STATED EXERCISE: Sift the material for lines containing "document", and return them.

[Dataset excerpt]

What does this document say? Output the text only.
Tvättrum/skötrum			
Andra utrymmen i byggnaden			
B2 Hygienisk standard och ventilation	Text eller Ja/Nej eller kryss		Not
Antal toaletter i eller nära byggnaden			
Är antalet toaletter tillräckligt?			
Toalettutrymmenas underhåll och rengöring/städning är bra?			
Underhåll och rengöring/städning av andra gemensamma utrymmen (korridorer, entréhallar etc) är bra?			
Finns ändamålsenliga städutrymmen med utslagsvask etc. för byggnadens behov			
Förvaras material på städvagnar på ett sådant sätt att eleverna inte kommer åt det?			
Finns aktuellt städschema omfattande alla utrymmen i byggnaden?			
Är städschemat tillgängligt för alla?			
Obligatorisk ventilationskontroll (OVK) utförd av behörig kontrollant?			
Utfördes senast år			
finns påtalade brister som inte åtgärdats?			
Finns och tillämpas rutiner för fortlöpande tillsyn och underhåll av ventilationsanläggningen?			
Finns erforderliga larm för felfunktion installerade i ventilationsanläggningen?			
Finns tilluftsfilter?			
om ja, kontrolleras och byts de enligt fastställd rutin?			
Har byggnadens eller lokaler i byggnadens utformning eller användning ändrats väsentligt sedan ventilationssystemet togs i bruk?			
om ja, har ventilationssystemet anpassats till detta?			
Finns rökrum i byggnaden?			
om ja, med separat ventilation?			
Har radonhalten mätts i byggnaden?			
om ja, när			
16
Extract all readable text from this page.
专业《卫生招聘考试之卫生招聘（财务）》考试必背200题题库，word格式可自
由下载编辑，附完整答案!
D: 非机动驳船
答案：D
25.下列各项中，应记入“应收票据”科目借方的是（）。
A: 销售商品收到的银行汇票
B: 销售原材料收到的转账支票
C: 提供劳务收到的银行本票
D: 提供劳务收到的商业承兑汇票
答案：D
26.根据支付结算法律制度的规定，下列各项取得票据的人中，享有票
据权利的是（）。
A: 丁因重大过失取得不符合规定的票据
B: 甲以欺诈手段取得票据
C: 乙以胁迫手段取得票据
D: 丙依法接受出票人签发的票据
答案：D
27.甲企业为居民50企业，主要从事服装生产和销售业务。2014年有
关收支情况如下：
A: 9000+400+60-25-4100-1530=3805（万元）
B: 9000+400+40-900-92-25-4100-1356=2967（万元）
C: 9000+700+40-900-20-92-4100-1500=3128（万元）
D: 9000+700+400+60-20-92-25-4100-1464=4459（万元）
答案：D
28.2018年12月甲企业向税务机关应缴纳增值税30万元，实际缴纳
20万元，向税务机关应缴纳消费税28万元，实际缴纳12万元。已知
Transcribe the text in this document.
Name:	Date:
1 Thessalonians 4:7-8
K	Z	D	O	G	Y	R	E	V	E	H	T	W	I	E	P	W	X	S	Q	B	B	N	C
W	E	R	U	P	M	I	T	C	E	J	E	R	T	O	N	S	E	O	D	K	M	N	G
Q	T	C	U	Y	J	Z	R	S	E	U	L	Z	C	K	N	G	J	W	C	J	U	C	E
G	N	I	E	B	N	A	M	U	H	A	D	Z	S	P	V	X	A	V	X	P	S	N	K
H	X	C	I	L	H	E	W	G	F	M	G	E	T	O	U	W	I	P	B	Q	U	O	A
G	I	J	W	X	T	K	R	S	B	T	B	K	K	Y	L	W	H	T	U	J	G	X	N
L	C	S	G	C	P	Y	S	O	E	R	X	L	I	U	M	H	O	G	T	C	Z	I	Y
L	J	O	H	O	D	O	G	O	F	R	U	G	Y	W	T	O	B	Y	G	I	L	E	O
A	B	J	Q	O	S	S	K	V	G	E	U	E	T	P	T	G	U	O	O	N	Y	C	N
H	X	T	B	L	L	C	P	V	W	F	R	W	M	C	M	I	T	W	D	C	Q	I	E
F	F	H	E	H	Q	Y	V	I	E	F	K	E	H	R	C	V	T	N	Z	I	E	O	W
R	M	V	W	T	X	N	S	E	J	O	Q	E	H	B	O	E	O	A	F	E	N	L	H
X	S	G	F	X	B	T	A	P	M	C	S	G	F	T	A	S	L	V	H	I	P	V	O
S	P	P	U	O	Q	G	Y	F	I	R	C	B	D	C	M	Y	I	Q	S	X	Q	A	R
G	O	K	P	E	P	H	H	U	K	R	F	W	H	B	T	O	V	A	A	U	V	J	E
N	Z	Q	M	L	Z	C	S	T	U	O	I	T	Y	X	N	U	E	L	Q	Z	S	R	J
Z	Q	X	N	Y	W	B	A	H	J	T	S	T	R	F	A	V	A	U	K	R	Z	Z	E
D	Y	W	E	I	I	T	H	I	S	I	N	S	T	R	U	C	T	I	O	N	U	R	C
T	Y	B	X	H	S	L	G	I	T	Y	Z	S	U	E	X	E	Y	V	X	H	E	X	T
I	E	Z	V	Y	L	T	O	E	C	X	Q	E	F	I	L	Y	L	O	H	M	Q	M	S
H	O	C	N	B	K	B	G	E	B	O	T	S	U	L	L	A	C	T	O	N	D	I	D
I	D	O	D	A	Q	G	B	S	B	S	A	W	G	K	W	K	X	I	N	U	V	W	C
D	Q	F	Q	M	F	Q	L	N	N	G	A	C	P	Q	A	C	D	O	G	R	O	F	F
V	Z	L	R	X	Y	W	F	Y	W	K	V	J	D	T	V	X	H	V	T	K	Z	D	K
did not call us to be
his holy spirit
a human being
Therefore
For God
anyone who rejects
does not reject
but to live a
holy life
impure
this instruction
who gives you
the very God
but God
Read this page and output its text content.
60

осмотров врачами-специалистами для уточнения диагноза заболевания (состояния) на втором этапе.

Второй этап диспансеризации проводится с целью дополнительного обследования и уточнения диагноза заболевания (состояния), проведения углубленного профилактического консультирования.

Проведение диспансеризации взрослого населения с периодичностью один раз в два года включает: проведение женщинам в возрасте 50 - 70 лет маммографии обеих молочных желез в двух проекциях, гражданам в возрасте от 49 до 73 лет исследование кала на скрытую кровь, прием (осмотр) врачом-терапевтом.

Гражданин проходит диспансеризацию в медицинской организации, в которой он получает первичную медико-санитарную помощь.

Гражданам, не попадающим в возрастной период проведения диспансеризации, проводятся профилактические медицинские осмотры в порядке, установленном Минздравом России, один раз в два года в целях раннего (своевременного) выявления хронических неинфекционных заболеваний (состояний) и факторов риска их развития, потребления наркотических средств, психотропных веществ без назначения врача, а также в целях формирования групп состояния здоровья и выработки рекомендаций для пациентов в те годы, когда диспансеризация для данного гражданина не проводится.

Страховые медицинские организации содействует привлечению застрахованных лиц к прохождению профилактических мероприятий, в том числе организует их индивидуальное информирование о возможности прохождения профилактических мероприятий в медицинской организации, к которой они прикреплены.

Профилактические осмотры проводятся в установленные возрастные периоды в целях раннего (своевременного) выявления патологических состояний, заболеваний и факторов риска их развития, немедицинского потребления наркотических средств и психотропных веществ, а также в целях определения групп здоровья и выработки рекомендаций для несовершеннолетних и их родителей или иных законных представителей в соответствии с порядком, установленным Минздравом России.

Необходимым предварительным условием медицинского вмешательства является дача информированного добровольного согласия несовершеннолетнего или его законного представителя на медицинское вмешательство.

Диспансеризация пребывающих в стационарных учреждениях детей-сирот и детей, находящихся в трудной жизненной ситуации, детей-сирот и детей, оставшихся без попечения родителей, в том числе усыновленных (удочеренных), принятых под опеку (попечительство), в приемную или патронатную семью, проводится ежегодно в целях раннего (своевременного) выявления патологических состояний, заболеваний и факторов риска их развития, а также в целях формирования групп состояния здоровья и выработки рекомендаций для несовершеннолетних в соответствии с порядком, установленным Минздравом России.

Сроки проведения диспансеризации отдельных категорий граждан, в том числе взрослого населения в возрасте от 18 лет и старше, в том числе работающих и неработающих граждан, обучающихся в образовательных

SOLUTION FOR THIS EXERCISE:
What does this document say? Output the text only.
Transcribe the text in this document.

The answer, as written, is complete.